▸ **Exercise requirements**
Beginning at the line that contains "Extract the structured" and ending at the last line of the entries, write out each line exactly; include nothing outside that span.

## Start Given entries

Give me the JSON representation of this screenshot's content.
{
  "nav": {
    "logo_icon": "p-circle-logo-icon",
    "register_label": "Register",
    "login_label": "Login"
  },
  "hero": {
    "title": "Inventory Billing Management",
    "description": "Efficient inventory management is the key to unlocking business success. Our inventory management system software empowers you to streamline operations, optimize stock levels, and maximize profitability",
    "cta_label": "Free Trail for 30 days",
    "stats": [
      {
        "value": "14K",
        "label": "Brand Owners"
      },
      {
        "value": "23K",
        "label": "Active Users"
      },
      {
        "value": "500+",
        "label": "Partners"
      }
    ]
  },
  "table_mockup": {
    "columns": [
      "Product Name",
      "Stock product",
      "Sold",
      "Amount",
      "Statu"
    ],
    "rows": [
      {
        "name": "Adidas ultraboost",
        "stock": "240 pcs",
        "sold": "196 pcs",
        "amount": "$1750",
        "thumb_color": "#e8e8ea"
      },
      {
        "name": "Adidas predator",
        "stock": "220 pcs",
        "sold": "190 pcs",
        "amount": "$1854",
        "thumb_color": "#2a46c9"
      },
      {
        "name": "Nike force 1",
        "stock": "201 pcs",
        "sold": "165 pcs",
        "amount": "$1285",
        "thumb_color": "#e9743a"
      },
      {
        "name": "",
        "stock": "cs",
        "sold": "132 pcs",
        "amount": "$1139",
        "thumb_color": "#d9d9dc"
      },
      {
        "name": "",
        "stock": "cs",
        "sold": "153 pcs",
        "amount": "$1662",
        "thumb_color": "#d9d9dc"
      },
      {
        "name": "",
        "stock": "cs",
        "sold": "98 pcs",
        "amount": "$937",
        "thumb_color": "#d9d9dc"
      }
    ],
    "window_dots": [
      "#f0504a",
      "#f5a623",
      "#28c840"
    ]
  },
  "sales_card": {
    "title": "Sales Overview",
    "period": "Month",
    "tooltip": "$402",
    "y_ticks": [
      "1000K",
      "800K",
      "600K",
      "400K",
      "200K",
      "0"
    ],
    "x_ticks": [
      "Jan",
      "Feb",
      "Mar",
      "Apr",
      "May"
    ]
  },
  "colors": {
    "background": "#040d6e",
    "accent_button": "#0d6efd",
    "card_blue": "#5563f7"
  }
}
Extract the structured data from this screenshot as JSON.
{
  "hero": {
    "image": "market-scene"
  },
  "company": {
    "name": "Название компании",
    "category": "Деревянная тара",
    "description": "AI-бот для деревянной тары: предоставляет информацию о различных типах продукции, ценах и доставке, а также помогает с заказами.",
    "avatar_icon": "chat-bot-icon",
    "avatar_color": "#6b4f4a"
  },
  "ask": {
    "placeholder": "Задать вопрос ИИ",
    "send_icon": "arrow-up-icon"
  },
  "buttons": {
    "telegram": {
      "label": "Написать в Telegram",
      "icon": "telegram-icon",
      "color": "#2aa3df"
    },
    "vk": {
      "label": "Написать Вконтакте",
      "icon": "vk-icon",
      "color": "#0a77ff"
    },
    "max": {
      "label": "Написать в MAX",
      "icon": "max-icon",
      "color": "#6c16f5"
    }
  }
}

## End Given entries

▸ **Full answer**
Extract the structured data from this screenshot as JSON.
{
  "hero": {
    "image": "market-scene"
  },
  "company": {
    "name": "Название компании",
    "category": "Деревянная тара",
    "description": "AI-бот для деревянной тары: предоставляет информацию о различных типах продукции, ценах и доставке, а также помогает с заказами.",
    "avatar_icon": "chat-bot-icon",
    "avatar_color": "#6b4f4a"
  },
  "ask": {
    "placeholder": "Задать вопрос ИИ",
    "send_icon": "arrow-up-icon"
  },
  "buttons": {
    "telegram": {
      "label": "Написать в Telegram",
      "icon": "telegram-icon",
      "color": "#2aa3df"
    },
    "vk": {
      "label": "Написать Вконтакте",
      "icon": "vk-icon",
      "color": "#0a77ff"
    },
    "max": {
      "label": "Написать в MAX",
      "icon": "max-icon",
      "color": "#6c16f5"
    }
  }
}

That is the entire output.